- **Work to complete**
Show every line that has the string "Sequence" in it.

- **Provided entries**
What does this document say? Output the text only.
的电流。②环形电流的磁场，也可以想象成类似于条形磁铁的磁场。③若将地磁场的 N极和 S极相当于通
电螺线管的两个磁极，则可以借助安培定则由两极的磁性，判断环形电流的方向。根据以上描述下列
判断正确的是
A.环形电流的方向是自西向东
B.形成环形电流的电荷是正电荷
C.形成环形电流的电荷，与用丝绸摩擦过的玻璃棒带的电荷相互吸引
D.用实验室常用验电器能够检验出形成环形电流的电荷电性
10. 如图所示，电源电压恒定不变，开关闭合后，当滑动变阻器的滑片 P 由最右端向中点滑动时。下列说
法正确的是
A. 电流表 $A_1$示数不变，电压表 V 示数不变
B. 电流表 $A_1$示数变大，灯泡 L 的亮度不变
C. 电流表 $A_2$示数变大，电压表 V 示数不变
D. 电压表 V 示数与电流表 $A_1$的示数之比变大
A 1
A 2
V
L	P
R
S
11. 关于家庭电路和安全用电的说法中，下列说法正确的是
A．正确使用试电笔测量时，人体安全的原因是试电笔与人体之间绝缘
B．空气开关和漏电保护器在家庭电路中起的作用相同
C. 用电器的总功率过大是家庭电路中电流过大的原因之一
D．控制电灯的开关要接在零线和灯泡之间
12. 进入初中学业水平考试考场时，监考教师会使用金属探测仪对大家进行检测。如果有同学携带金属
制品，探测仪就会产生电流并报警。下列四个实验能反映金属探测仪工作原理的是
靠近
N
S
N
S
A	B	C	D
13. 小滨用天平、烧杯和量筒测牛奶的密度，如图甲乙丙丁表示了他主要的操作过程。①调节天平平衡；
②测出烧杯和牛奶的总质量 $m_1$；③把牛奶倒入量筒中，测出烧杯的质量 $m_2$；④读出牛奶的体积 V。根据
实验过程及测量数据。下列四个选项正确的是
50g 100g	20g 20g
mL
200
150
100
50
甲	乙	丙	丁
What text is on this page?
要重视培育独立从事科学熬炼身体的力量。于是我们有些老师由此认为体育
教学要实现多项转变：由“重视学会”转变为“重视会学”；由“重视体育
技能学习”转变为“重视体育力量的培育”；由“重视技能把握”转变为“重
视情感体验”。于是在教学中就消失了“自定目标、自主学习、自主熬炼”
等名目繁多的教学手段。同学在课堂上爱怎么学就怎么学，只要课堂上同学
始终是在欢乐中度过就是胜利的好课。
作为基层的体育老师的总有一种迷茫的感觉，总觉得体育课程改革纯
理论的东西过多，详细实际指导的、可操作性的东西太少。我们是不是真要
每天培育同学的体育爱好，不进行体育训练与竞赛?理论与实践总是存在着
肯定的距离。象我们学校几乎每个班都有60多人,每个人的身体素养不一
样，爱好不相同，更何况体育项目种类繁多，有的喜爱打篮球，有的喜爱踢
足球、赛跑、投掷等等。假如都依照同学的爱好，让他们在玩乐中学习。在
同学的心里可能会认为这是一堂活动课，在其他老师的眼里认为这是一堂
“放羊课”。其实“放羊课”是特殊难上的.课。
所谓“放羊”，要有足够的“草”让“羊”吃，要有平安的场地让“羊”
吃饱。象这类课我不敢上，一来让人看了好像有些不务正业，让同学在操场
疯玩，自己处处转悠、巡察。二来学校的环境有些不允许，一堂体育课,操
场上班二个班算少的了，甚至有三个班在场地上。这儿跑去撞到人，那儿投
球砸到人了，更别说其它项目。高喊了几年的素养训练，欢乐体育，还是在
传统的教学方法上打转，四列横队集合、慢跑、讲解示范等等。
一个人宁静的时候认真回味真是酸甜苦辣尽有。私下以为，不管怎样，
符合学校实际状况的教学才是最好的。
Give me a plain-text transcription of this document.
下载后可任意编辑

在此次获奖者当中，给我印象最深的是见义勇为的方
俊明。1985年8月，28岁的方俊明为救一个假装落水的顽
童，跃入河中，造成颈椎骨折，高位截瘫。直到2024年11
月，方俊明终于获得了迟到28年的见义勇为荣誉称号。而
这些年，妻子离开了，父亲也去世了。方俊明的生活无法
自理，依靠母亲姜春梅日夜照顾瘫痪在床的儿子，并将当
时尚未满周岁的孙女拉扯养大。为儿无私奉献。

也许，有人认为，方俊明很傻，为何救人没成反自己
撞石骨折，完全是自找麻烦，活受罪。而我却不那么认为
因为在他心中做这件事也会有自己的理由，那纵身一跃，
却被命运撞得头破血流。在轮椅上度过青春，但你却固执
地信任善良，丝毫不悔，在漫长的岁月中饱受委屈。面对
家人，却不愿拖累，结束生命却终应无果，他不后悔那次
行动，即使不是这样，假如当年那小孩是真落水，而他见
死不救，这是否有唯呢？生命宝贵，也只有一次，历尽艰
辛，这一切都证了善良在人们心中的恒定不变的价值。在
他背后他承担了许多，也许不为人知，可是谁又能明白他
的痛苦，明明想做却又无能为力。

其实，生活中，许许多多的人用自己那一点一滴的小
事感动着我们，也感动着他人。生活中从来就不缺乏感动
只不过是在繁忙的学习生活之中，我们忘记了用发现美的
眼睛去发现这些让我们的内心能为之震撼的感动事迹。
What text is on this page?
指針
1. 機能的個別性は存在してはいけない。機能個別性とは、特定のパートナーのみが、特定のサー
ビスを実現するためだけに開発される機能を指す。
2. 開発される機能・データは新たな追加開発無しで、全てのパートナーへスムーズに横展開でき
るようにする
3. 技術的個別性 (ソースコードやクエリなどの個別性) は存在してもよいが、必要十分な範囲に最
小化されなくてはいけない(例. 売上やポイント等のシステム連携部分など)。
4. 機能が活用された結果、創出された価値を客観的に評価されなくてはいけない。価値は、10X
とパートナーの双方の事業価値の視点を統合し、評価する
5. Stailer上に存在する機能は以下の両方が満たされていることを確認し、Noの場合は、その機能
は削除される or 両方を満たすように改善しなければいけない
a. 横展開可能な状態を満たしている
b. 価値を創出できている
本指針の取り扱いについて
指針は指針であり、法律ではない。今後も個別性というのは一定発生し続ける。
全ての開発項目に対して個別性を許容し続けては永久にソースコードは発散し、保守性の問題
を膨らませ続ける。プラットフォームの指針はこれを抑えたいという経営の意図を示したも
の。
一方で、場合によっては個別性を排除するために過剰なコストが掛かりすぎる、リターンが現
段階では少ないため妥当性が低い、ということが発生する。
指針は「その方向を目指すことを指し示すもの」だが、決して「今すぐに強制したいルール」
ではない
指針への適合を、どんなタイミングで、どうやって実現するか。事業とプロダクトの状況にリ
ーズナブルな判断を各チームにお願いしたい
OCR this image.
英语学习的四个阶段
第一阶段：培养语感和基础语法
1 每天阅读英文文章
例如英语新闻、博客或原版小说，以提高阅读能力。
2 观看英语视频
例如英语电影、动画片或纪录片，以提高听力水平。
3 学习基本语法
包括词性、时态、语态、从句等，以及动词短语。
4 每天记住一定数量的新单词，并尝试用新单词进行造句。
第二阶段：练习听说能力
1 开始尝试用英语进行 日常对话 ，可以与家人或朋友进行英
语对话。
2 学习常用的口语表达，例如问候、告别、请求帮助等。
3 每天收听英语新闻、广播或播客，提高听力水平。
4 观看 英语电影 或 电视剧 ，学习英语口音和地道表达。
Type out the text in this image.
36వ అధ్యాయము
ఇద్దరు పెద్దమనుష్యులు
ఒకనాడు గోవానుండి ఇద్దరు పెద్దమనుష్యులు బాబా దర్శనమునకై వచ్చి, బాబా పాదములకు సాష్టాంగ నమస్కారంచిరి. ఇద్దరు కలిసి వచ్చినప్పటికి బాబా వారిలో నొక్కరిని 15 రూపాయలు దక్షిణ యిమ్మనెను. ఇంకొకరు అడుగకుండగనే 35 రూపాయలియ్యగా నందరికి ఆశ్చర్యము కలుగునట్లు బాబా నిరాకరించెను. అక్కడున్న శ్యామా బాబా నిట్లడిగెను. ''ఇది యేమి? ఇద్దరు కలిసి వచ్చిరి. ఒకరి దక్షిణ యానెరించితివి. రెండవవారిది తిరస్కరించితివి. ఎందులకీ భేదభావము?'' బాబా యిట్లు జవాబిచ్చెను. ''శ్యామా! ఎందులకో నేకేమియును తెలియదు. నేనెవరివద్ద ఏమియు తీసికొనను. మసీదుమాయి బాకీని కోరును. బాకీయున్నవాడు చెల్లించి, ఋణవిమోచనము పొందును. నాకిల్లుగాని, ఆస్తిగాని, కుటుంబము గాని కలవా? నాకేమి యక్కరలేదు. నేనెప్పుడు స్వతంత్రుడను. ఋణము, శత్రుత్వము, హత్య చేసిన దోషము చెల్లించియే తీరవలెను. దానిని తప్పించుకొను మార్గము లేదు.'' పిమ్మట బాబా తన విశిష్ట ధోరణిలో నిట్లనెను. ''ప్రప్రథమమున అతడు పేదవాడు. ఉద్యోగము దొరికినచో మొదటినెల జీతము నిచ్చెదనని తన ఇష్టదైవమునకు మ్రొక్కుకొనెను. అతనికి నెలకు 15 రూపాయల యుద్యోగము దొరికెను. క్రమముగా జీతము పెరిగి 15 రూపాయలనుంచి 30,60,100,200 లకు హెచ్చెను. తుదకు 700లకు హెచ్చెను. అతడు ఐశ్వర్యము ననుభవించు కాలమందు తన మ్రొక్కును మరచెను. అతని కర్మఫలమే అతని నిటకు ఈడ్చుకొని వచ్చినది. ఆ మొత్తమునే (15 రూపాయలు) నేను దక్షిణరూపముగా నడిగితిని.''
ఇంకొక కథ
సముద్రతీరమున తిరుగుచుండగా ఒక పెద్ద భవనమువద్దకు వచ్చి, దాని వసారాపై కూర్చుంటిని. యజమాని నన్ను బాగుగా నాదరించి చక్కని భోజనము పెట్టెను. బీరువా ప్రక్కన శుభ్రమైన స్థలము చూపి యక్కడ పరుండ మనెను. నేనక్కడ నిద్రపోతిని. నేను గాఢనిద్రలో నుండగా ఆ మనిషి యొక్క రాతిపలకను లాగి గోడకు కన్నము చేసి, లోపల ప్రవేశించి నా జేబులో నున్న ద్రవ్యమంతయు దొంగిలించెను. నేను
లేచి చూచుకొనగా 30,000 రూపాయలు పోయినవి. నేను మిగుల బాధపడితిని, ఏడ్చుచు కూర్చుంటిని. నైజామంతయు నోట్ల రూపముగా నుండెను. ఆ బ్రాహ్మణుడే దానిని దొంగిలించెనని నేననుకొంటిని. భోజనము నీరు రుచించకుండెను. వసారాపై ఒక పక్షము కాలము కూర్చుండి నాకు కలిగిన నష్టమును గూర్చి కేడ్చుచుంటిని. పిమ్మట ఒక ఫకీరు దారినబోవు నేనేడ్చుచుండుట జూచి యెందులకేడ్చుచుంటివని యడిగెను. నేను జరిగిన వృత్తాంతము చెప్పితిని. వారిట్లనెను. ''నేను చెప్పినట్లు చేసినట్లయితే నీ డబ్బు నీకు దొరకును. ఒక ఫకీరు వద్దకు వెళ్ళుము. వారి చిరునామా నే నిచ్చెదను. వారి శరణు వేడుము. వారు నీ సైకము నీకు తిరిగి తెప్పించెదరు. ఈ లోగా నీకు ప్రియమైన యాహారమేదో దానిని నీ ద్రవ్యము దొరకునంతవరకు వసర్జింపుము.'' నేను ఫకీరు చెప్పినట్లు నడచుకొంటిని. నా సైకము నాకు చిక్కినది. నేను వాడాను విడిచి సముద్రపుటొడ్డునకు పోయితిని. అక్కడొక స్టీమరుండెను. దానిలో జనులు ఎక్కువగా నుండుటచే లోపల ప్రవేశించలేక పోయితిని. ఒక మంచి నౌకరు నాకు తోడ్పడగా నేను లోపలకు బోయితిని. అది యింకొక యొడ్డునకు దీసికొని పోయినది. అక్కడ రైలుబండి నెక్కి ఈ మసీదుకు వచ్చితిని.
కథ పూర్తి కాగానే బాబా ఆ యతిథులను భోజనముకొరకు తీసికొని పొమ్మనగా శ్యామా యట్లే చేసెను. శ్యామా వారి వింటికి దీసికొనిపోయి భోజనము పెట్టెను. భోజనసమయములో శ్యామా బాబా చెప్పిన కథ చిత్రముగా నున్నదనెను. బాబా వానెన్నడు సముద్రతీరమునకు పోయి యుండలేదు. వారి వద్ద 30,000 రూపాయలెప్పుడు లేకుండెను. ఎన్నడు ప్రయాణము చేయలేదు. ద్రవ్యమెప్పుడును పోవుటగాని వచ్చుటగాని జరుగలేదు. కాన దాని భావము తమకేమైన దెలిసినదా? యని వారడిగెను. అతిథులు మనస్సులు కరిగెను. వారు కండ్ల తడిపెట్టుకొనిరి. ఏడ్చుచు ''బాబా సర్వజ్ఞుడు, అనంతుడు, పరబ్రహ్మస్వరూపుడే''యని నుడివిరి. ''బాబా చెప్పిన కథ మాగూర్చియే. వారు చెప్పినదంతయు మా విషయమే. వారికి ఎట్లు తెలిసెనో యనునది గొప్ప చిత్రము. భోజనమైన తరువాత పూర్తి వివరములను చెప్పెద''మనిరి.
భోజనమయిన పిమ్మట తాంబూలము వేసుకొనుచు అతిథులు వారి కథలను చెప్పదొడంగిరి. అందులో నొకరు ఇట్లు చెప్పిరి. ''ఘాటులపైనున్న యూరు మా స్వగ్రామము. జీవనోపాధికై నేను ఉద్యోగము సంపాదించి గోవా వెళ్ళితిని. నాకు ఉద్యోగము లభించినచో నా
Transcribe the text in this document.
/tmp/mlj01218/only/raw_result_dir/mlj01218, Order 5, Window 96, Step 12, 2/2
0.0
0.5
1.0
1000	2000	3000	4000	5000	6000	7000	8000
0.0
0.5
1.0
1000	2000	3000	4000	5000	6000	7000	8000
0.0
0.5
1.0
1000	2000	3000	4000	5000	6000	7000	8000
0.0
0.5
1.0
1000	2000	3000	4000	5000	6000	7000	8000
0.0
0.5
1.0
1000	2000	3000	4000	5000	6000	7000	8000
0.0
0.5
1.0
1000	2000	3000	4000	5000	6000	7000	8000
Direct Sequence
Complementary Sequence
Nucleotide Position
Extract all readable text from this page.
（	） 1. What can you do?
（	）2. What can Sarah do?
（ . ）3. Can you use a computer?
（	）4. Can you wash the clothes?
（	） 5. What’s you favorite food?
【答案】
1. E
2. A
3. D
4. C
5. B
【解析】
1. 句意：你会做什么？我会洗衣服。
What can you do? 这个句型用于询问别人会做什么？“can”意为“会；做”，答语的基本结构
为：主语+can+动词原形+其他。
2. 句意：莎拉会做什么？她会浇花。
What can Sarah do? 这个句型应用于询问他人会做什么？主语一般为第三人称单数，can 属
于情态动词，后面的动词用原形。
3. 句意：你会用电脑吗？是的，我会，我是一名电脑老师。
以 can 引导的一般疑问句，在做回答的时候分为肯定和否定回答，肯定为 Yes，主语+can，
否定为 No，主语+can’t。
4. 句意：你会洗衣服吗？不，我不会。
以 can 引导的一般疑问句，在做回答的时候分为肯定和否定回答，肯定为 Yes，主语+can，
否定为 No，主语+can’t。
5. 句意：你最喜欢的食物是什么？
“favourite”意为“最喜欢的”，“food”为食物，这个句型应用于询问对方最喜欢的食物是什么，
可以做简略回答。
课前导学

- **Correct response**
Direct Sequence
Complementary Sequence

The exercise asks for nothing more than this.